* [Tasks for this exercise]:
1) Rewrite the smart city lecture text from "About the lecture" up to and including "digital political economy.", putting "copyright" wherever "intellectual property" appears.
2) Extend the smart city lecture description by writing what comes after its final sentence.

Lecture on February 11th, 2021
The Global Digital Economy Made Concrete: Unpacking the Smart City
Prof. Dr. Blayne Haggart (Brock University, Canada)
Prof. Dr. Natasha Tusikov (York University, Canada)
About the lecture
Digitization and the commodification of knowledge as data and intellectual property are fundamentally restructuring the global political economy, affecting everything from the nature of property relations to the exercise of regulatory power and distribution of economic gains. While a full appreciation of the scale and scope of these changes can be daunting, focusing on “smart cities” offers a particularly compelling lens through which to consider the nature of these far-reaching issues. The smart city – driven by data, enabled by digital technology and shaped by intellectual property – embodies the economic, social and political dynamics of the global digital political economy.

* [Recorded data]:

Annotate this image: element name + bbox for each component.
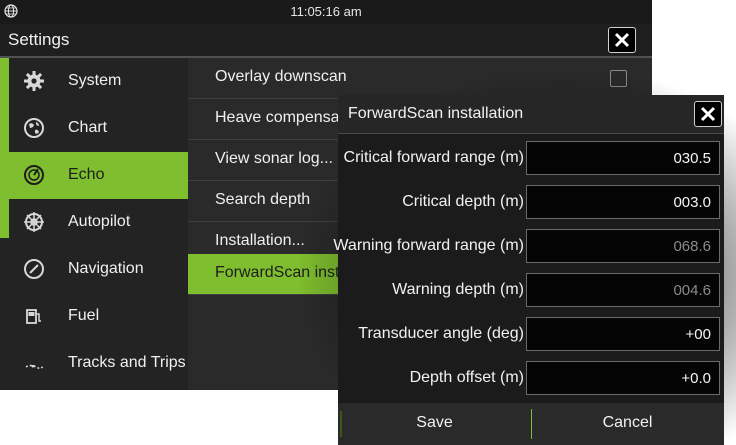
echo-icon <box>24 165 44 185</box>
field-label: Critical depth (m) <box>402 193 524 210</box>
sidebar-item-autopilot[interactable]: Autopilot <box>9 199 188 246</box>
field-value: +0.0 <box>681 370 711 387</box>
settings-close-button[interactable] <box>608 27 636 53</box>
menu-item-label: Installation... <box>215 232 305 249</box>
gear-icon <box>24 71 44 91</box>
field-warning-forward-range: Warning forward range (m) 068.6 <box>333 227 724 265</box>
field-label: Warning forward range (m) <box>333 237 524 254</box>
save-button-label: Save <box>416 414 453 431</box>
sidebar-item-label: Navigation <box>68 260 144 277</box>
warning-depth-input[interactable]: 004.6 <box>526 273 720 307</box>
sidebar-item-tracks-and-trips[interactable]: Tracks and Trips <box>9 340 188 387</box>
field-critical-depth: Critical depth (m) 003.0 <box>338 183 724 221</box>
fuel-icon <box>26 309 41 324</box>
helm-icon <box>24 212 44 232</box>
sidebar-item-label: System <box>68 72 122 89</box>
field-value: 030.5 <box>673 150 711 167</box>
page-title: Settings <box>8 30 70 49</box>
dialog-title: ForwardScan installation <box>348 105 524 122</box>
menu-item-label: Search depth <box>215 191 311 208</box>
save-button[interactable]: Save <box>338 403 531 445</box>
dialog-footer: Save Cancel <box>338 403 724 445</box>
field-label: Transducer angle (deg) <box>358 325 524 342</box>
field-critical-forward-range: Critical forward range (m) 030.5 <box>338 139 724 177</box>
sidebar-item-navigation[interactable]: Navigation <box>9 246 188 293</box>
settings-header: Settings <box>0 24 652 58</box>
field-depth-offset: Depth offset (m) +0.0 <box>338 359 724 397</box>
field-value: 004.6 <box>673 282 711 299</box>
sidebar-item-label: Chart <box>68 119 108 136</box>
close-icon <box>614 32 630 48</box>
dialog-close-button[interactable] <box>694 101 722 127</box>
sidebar-item-echo[interactable]: Echo <box>9 152 188 199</box>
close-icon <box>700 106 716 122</box>
globe-chart-icon <box>24 118 44 138</box>
dialog-header: ForwardScan installation <box>338 95 724 134</box>
sidebar-item-label: Echo <box>68 166 105 183</box>
forwardscan-installation-dialog: ForwardScan installation Critical forwar… <box>333 95 724 445</box>
warning-forward-range-input[interactable]: 068.6 <box>526 229 720 263</box>
field-label: Depth offset (m) <box>409 369 524 386</box>
critical-depth-input[interactable]: 003.0 <box>526 185 720 219</box>
field-warning-depth: Warning depth (m) 004.6 <box>338 271 724 309</box>
field-label: Warning depth (m) <box>392 281 524 298</box>
transducer-angle-input[interactable]: +00 <box>526 317 720 351</box>
field-transducer-angle: Transducer angle (deg) +00 <box>338 315 724 353</box>
field-value: +00 <box>685 326 711 343</box>
sidebar-item-fuel[interactable]: Fuel <box>9 293 188 340</box>
clock-time: 11:05:16 am <box>290 4 362 19</box>
sidebar-item-label: Tracks and Trips <box>68 354 186 371</box>
status-bar: 11:05:16 am <box>0 0 652 24</box>
sidebar-accent <box>0 58 9 238</box>
depth-offset-input[interactable]: +0.0 <box>526 361 720 395</box>
tracks-icon <box>25 364 44 370</box>
field-label: Critical forward range (m) <box>343 149 524 166</box>
settings-sidebar: System Chart Echo Autopilot Navigation F… <box>0 58 188 390</box>
sidebar-item-system[interactable]: System <box>9 58 188 105</box>
sidebar-item-label: Fuel <box>68 307 100 324</box>
sidebar-item-chart[interactable]: Chart <box>9 105 188 152</box>
cancel-button[interactable]: Cancel <box>531 403 724 445</box>
field-value: 068.6 <box>673 238 711 255</box>
critical-forward-range-input[interactable]: 030.5 <box>526 141 720 175</box>
field-value: 003.0 <box>673 194 711 211</box>
compass-icon <box>24 259 44 279</box>
sidebar-item-label: Autopilot <box>68 213 131 230</box>
cancel-button-label: Cancel <box>602 414 653 431</box>
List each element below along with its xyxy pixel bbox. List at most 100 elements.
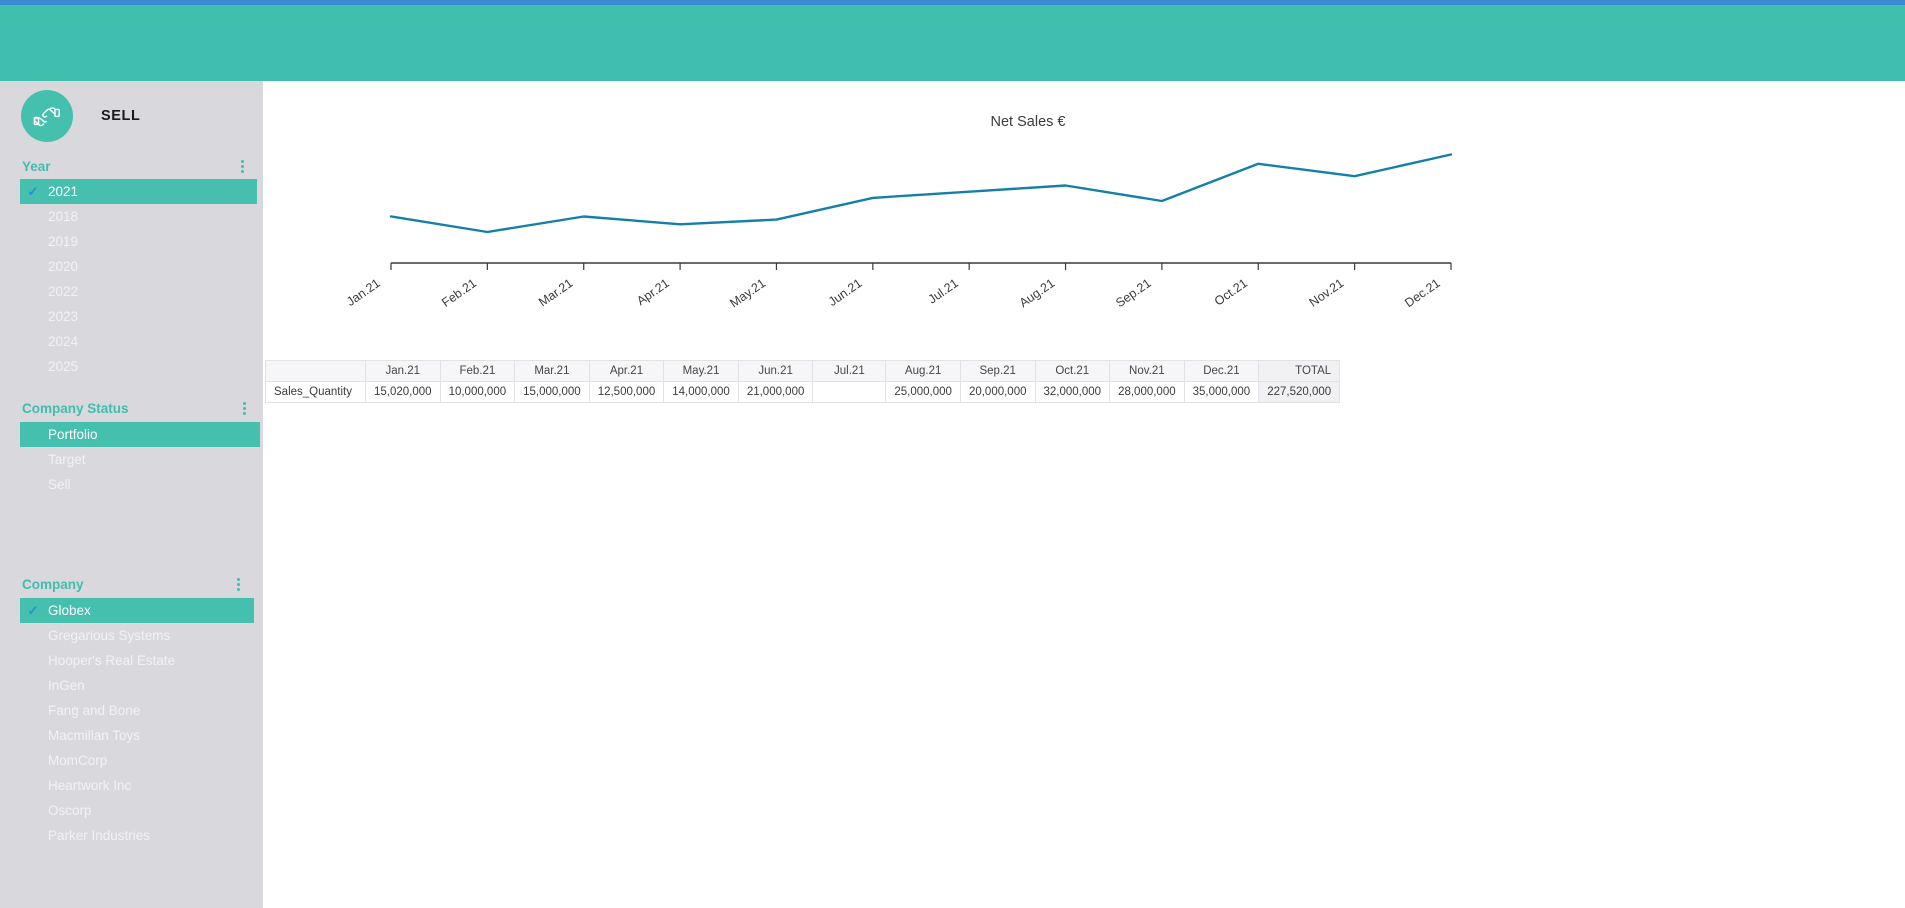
app-root: SELL Year ✓ 2021 2018 2019 2020 2022 202… xyxy=(0,0,1905,908)
sidebar-item-year-2021[interactable]: ✓ 2021 xyxy=(20,179,257,204)
sidebar-item-year-2020[interactable]: 2020 xyxy=(20,254,257,279)
x-tick-label: Oct.21 xyxy=(1212,276,1250,309)
sales-table-wrap: Jan.21 Feb.21 Mar.21 Apr.21 May.21 Jun.2… xyxy=(265,360,1341,403)
sidebar-item-year-2025[interactable]: 2025 xyxy=(20,354,257,379)
table-row-label: Sales_Quantity xyxy=(265,381,366,403)
cell-oct: 32,000,000 xyxy=(1034,381,1111,403)
sidebar-item-company-momcorp[interactable]: MomCorp xyxy=(20,748,254,773)
sidebar-item-label: 2025 xyxy=(48,359,79,374)
cell-dec: 35,000,000 xyxy=(1183,381,1260,403)
table-corner-cell xyxy=(265,360,366,382)
section-title-year: Year xyxy=(22,159,51,174)
cell-jul xyxy=(812,381,887,403)
table-col-sep: Sep.21 xyxy=(959,360,1036,382)
series-sales-quantity-line xyxy=(389,153,1453,234)
sidebar-item-company-ingen[interactable]: InGen xyxy=(20,673,254,698)
x-tick-label: Dec.21 xyxy=(1402,276,1443,310)
sales-table: Jan.21 Feb.21 Mar.21 Apr.21 May.21 Jun.2… xyxy=(265,360,1341,403)
sidebar-item-label: Heartwork Inc xyxy=(48,778,132,793)
x-axis-ticks xyxy=(390,263,1452,270)
table-col-jan: Jan.21 xyxy=(365,360,441,382)
x-tick-label: Jun.21 xyxy=(826,276,865,309)
table-row: Sales_Quantity 15,020,000 10,000,000 15,… xyxy=(265,381,1341,403)
sidebar-item-year-2018[interactable]: 2018 xyxy=(20,204,257,229)
x-tick-label: Sep.21 xyxy=(1113,276,1154,310)
brand: SELL xyxy=(21,90,140,142)
more-vertical-icon[interactable] xyxy=(243,402,246,415)
cell-apr: 12,500,000 xyxy=(588,381,665,403)
table-header-row: Jan.21 Feb.21 Mar.21 Apr.21 May.21 Jun.2… xyxy=(265,360,1341,382)
table-col-may: May.21 xyxy=(663,360,739,382)
sidebar-item-label: Target xyxy=(48,452,86,467)
section-title-company-status: Company Status xyxy=(22,401,129,416)
more-vertical-icon[interactable] xyxy=(241,160,244,173)
table-col-jun: Jun.21 xyxy=(737,360,814,382)
table-col-nov: Nov.21 xyxy=(1109,360,1185,382)
brand-title: SELL xyxy=(101,108,141,124)
sidebar-item-year-2022[interactable]: 2022 xyxy=(20,279,257,304)
x-tick-label: Apr.21 xyxy=(634,276,672,308)
table-col-mar: Mar.21 xyxy=(514,360,590,382)
cell-feb: 10,000,000 xyxy=(439,381,516,403)
cell-jan: 15,020,000 xyxy=(365,381,441,403)
sidebar-item-label: 2024 xyxy=(48,334,79,349)
sidebar-item-company-macmillan-toys[interactable]: Macmillan Toys xyxy=(20,723,254,748)
app-header-band xyxy=(0,5,1905,81)
sidebar-item-company-parker-industries[interactable]: Parker Industries xyxy=(20,823,254,848)
sidebar-item-label: 2019 xyxy=(48,234,79,249)
sidebar-item-label: Oscorp xyxy=(48,803,92,818)
sidebar-item-label: Macmillan Toys xyxy=(48,728,141,743)
sidebar-item-label: Parker Industries xyxy=(48,828,151,843)
table-col-feb: Feb.21 xyxy=(439,360,516,382)
sidebar-item-company-heartwork-inc[interactable]: Heartwork Inc xyxy=(20,773,254,798)
sidebar-item-year-2019[interactable]: 2019 xyxy=(20,229,257,254)
check-icon: ✓ xyxy=(27,602,39,618)
check-icon: ✓ xyxy=(27,183,39,199)
net-sales-line-chart: Jan.21 Feb.21 Mar.21 Apr.21 May.21 Jun.21 Jul.… xyxy=(344,153,1453,310)
cell-sep: 20,000,000 xyxy=(959,381,1036,403)
sidebar-item-label: 2023 xyxy=(48,309,79,324)
sidebar-item-label: Hooper's Real Estate xyxy=(48,653,176,668)
x-tick-label: Jan.21 xyxy=(344,276,383,309)
sidebar-item-status-sell[interactable]: Sell xyxy=(20,472,260,497)
sidebar-item-label: 2022 xyxy=(48,284,79,299)
sidebar-item-label: Gregarious Systems xyxy=(48,628,171,643)
main-content: Net Sales € Jan.21 Feb.21 Mar.21 Apr.21 May.… xyxy=(263,81,1905,908)
x-tick-label: Jul.21 xyxy=(926,276,961,307)
sidebar-item-status-target[interactable]: Target xyxy=(20,447,260,472)
cell-aug: 25,000,000 xyxy=(885,381,961,403)
table-col-aug: Aug.21 xyxy=(885,360,961,382)
sidebar-item-year-2023[interactable]: 2023 xyxy=(20,304,257,329)
sidebar-item-company-hoopers-real-estate[interactable]: Hooper's Real Estate xyxy=(20,648,254,673)
sidebar-item-company-fang-and-bone[interactable]: Fang and Bone xyxy=(20,698,254,723)
table-col-apr: Apr.21 xyxy=(588,360,665,382)
sidebar-item-label: Globex xyxy=(48,603,91,618)
x-tick-label: Nov.21 xyxy=(1307,276,1347,310)
sidebar: SELL Year ✓ 2021 2018 2019 2020 2022 202… xyxy=(0,81,263,908)
sidebar-item-label: InGen xyxy=(48,678,85,693)
sidebar-item-label: Sell xyxy=(48,477,71,492)
cell-jun: 21,000,000 xyxy=(737,381,814,403)
handshake-money-icon xyxy=(21,90,73,142)
sidebar-item-year-2024[interactable]: 2024 xyxy=(20,329,257,354)
sidebar-item-label: Portfolio xyxy=(48,427,98,442)
table-col-oct: Oct.21 xyxy=(1034,360,1111,382)
x-axis-labels: Jan.21 Feb.21 Mar.21 Apr.21 May.21 Jun.21 Jul.… xyxy=(344,276,1443,310)
sidebar-item-company-oscorp[interactable]: Oscorp xyxy=(20,798,254,823)
table-col-jul: Jul.21 xyxy=(812,360,887,382)
section-header-company: Company xyxy=(22,577,240,592)
section-title-company: Company xyxy=(22,577,84,592)
sidebar-item-status-portfolio[interactable]: Portfolio xyxy=(20,422,260,447)
x-tick-label: Aug.21 xyxy=(1017,276,1058,310)
cell-may: 14,000,000 xyxy=(663,381,739,403)
sidebar-item-label: 2020 xyxy=(48,259,79,274)
sidebar-item-label: 2021 xyxy=(48,184,79,199)
section-header-company-status: Company Status xyxy=(22,401,246,416)
sidebar-item-company-globex[interactable]: ✓ Globex xyxy=(20,598,254,623)
sidebar-item-label: Fang and Bone xyxy=(48,703,141,718)
sidebar-item-company-gregarious-systems[interactable]: Gregarious Systems xyxy=(20,623,254,648)
more-vertical-icon[interactable] xyxy=(237,578,240,591)
sidebar-item-label: 2018 xyxy=(48,209,79,224)
table-col-total: TOTAL xyxy=(1258,360,1341,382)
x-tick-label: Mar.21 xyxy=(536,276,575,309)
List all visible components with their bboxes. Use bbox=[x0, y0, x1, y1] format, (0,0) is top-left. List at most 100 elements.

* [Task-by-task answers]:
1)
About the lecture
Digitization and the commodification of knowledge as data and copyright are fundamentally restructuring the global political economy, affecting everything from the nature of property relations to the exercise of regulatory power and distribution of economic gains. While a full appreciation of the scale and scope of these changes can be daunting, focusing on “smart cities” offers a particularly compelling lens through which to consider the nature of these far-reaching issues. The smart city – driven by data, enabled by digital technology and shaped by copyright – embodies the economic, social and political dynamics of the global digital political economy.

2)
In this presentation, Blayne Haggart (Brock University, Canada) and Natasha Tusikov (York University, Canada) use the example of the internationally controversial Quayside smart-city development (driven by a Google-affiliated company) in Toronto to illustrate key, globally relevant political-economic structural changes and to elaborate a theoretical framework for understanding the causes and consequences of the emergence of the datafied society. Among other things, the Quayside smart-city project, involving the Google-affiliated company Sidewalk Labs, highlights how control over intellectual property and data have become central to the exercise of political, social, and economic power, with significant implications for citizens’ ability to exercise democratic control over their cities, countries and lives.
About the speakers
Blayne Haggart is Associate Professor of Political Science at Brock University in St. Catharines, Ontario, Canada. He is the co-editor (with Natasha Tusikov and Kathryn Henne) of Information, Technology and Control in a Changing World: Understanding Power Structures in the 21st Century (Palgrave, 2019) and the author of Copyfight: The Global Politics of Digital Copyright Reform (University of Toronto Press, 2014). Blayne received his PhD in Political Science with a specialization in Political Economy from Carleton University in Ottawa, Canada. A former journalist and professional economist, his current research focuses on the political economy of knowledge governance, drawing on the work of Susan Strange and Robert W. Cox.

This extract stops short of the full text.